| REQUIREMENTS |
From the listing below, select every line where the word "Ρυθμιζόμενος" appears.

Stored records:
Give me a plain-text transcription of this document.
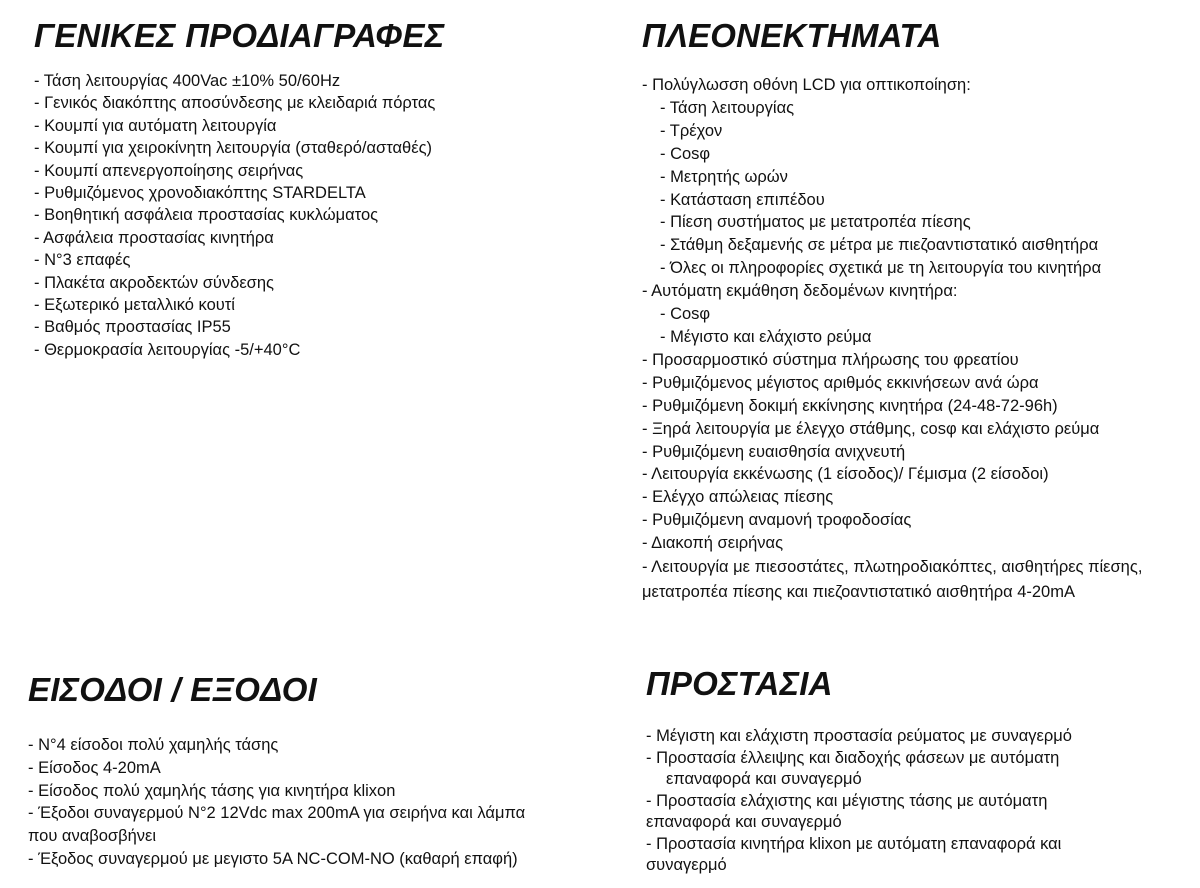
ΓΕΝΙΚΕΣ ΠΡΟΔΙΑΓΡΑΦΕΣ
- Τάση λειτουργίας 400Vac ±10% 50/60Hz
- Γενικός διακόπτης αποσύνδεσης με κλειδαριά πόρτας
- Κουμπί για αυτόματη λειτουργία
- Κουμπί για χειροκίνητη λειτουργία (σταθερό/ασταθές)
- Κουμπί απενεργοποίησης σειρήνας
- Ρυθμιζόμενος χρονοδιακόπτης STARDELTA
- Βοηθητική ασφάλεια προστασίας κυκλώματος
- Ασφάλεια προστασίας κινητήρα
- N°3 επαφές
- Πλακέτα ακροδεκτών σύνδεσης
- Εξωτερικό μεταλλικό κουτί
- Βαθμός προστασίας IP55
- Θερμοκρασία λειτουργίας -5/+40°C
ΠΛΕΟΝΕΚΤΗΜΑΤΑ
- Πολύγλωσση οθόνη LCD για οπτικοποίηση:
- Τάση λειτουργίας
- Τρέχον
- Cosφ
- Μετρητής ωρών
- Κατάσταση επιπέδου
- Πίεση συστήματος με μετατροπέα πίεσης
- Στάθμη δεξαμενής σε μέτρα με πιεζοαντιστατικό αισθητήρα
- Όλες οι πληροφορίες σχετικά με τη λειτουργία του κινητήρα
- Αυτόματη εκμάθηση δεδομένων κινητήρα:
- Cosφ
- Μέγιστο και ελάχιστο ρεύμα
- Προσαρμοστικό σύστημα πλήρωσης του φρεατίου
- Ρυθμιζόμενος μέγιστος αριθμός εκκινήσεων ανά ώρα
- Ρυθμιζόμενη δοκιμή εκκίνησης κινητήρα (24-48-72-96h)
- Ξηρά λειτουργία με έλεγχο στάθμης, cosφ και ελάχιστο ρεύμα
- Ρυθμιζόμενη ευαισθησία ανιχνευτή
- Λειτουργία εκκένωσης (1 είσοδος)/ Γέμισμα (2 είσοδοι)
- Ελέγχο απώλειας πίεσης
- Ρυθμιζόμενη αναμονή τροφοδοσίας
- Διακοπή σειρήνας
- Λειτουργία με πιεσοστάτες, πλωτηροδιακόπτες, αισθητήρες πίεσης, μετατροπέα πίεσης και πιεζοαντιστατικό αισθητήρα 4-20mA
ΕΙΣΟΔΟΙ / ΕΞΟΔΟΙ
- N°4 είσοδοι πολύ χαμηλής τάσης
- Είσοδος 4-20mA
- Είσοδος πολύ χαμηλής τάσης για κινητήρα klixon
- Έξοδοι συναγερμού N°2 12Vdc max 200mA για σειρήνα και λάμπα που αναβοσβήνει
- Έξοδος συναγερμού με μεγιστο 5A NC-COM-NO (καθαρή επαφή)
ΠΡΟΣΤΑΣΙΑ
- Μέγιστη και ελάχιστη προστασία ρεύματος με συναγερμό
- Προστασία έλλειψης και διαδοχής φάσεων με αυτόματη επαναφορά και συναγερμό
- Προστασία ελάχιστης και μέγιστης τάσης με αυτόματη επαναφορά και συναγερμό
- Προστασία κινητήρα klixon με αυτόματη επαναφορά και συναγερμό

* * *

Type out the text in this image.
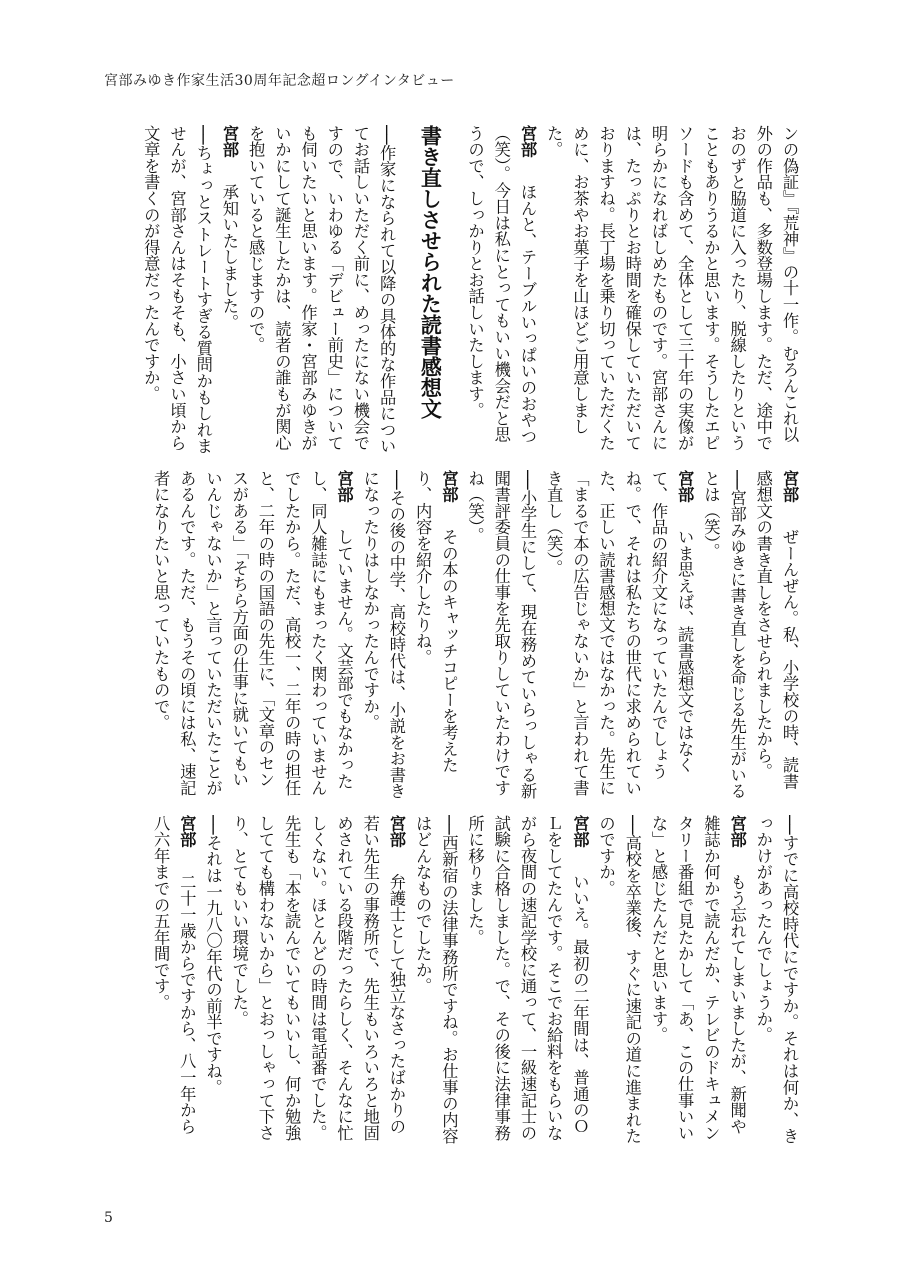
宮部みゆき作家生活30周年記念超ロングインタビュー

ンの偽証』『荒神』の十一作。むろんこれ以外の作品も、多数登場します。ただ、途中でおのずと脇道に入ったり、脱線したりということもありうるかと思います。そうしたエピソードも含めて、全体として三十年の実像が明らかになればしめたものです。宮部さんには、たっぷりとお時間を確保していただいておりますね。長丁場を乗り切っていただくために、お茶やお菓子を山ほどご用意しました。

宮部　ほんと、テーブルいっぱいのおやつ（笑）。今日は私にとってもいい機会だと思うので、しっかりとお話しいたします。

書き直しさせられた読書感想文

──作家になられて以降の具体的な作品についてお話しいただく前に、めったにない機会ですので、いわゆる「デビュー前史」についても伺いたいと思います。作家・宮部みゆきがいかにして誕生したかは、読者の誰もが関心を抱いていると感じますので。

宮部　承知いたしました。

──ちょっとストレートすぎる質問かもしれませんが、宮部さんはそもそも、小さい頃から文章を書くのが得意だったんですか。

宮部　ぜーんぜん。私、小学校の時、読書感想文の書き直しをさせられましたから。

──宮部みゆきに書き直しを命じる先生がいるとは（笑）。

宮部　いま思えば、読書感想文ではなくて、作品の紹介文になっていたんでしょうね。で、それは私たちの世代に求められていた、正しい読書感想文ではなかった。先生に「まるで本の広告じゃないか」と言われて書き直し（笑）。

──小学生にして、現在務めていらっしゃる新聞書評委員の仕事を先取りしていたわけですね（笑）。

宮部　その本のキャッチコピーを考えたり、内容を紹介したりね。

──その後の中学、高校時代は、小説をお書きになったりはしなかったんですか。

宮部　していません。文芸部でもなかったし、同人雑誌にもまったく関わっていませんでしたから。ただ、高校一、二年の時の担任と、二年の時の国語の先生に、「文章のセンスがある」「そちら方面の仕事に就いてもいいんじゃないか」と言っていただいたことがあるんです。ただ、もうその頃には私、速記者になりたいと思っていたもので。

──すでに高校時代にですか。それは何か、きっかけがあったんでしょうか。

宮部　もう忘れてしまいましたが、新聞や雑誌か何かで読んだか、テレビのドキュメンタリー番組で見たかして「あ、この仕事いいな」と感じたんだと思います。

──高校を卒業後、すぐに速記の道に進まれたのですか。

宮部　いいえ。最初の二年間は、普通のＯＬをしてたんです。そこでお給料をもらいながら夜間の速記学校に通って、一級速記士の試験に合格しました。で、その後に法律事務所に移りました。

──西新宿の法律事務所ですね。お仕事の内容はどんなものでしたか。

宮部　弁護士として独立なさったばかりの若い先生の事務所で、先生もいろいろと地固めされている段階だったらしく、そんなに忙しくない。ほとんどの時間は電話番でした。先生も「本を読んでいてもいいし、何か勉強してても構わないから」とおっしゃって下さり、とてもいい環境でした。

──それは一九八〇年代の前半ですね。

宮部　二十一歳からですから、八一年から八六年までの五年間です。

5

| TASK ANSWER |
- Ρυθμιζόμενος χρονοδιακόπτης STARDELTA
- Ρυθμιζόμενος μέγιστος αριθμός εκκινήσεων ανά ώρα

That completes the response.